## Start INPUT DATA
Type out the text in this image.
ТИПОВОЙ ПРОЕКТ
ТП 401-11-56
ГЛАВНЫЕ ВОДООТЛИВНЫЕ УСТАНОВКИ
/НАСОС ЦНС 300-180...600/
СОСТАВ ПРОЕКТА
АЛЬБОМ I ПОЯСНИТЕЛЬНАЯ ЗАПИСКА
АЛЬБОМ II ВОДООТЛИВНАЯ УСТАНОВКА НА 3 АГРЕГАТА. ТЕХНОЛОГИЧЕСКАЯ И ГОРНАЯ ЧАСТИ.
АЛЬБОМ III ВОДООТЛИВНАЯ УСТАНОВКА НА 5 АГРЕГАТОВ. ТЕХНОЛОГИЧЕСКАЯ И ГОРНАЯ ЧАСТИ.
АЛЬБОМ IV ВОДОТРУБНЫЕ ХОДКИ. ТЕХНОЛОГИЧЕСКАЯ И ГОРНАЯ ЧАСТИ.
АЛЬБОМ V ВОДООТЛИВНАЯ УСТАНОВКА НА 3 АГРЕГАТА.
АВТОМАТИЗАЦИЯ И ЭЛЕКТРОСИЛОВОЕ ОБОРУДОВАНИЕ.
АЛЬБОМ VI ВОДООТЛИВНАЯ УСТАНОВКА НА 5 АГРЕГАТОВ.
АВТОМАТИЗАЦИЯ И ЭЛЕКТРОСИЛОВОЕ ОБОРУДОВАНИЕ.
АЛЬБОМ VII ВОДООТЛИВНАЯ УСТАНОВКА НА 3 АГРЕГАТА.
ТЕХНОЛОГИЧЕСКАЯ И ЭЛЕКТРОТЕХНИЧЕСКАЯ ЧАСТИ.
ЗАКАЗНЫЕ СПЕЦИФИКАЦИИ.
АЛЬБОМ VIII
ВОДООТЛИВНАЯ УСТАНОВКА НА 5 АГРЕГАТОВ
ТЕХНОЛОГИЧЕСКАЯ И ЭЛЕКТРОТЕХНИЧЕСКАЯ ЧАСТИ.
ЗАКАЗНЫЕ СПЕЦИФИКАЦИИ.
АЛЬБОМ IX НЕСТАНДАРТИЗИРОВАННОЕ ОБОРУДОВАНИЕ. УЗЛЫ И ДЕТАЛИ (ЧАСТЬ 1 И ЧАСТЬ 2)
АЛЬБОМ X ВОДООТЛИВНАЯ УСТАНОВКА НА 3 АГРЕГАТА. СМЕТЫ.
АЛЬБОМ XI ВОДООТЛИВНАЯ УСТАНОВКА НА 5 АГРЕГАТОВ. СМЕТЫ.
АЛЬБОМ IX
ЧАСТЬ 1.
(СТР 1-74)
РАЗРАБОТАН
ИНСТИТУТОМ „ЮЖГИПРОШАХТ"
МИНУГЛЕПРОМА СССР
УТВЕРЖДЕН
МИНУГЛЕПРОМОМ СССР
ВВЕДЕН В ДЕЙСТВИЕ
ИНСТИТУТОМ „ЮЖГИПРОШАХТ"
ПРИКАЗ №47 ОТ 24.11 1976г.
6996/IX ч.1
## End INPUT DATA
- [REQUIRED WORK] Take the entries above and copy them out exactly.

- [IN RESPONSE]
Type out the text in this image.
ТИПОВОЙ ПРОЕКТ
ТП 401-11-56
ГЛАВНЫЕ ВОДООТЛИВНЫЕ УСТАНОВКИ
/НАСОС ЦНС 300-180...600/
СОСТАВ ПРОЕКТА
АЛЬБОМ I ПОЯСНИТЕЛЬНАЯ ЗАПИСКА
АЛЬБОМ II ВОДООТЛИВНАЯ УСТАНОВКА НА 3 АГРЕГАТА. ТЕХНОЛОГИЧЕСКАЯ И ГОРНАЯ ЧАСТИ.
АЛЬБОМ III ВОДООТЛИВНАЯ УСТАНОВКА НА 5 АГРЕГАТОВ. ТЕХНОЛОГИЧЕСКАЯ И ГОРНАЯ ЧАСТИ.
АЛЬБОМ IV ВОДОТРУБНЫЕ ХОДКИ. ТЕХНОЛОГИЧЕСКАЯ И ГОРНАЯ ЧАСТИ.
АЛЬБОМ V ВОДООТЛИВНАЯ УСТАНОВКА НА 3 АГРЕГАТА.
АВТОМАТИЗАЦИЯ И ЭЛЕКТРОСИЛОВОЕ ОБОРУДОВАНИЕ.
АЛЬБОМ VI ВОДООТЛИВНАЯ УСТАНОВКА НА 5 АГРЕГАТОВ.
АВТОМАТИЗАЦИЯ И ЭЛЕКТРОСИЛОВОЕ ОБОРУДОВАНИЕ.
АЛЬБОМ VII ВОДООТЛИВНАЯ УСТАНОВКА НА 3 АГРЕГАТА.
ТЕХНОЛОГИЧЕСКАЯ И ЭЛЕКТРОТЕХНИЧЕСКАЯ ЧАСТИ.
ЗАКАЗНЫЕ СПЕЦИФИКАЦИИ.
АЛЬБОМ VIII
ВОДООТЛИВНАЯ УСТАНОВКА НА 5 АГРЕГАТОВ
ТЕХНОЛОГИЧЕСКАЯ И ЭЛЕКТРОТЕХНИЧЕСКАЯ ЧАСТИ.
ЗАКАЗНЫЕ СПЕЦИФИКАЦИИ.
АЛЬБОМ IX НЕСТАНДАРТИЗИРОВАННОЕ ОБОРУДОВАНИЕ. УЗЛЫ И ДЕТАЛИ (ЧАСТЬ 1 И ЧАСТЬ 2)
АЛЬБОМ X ВОДООТЛИВНАЯ УСТАНОВКА НА 3 АГРЕГАТА. СМЕТЫ.
АЛЬБОМ XI ВОДООТЛИВНАЯ УСТАНОВКА НА 5 АГРЕГАТОВ. СМЕТЫ.
АЛЬБОМ IX
ЧАСТЬ 1.
(СТР 1-74)
РАЗРАБОТАН
ИНСТИТУТОМ „ЮЖГИПРОШАХТ"
МИНУГЛЕПРОМА СССР
УТВЕРЖДЕН
МИНУГЛЕПРОМОМ СССР
ВВЕДЕН В ДЕЙСТВИЕ
ИНСТИТУТОМ „ЮЖГИПРОШАХТ"
ПРИКАЗ №47 ОТ 24.11 1976г.
6996/IX ч.1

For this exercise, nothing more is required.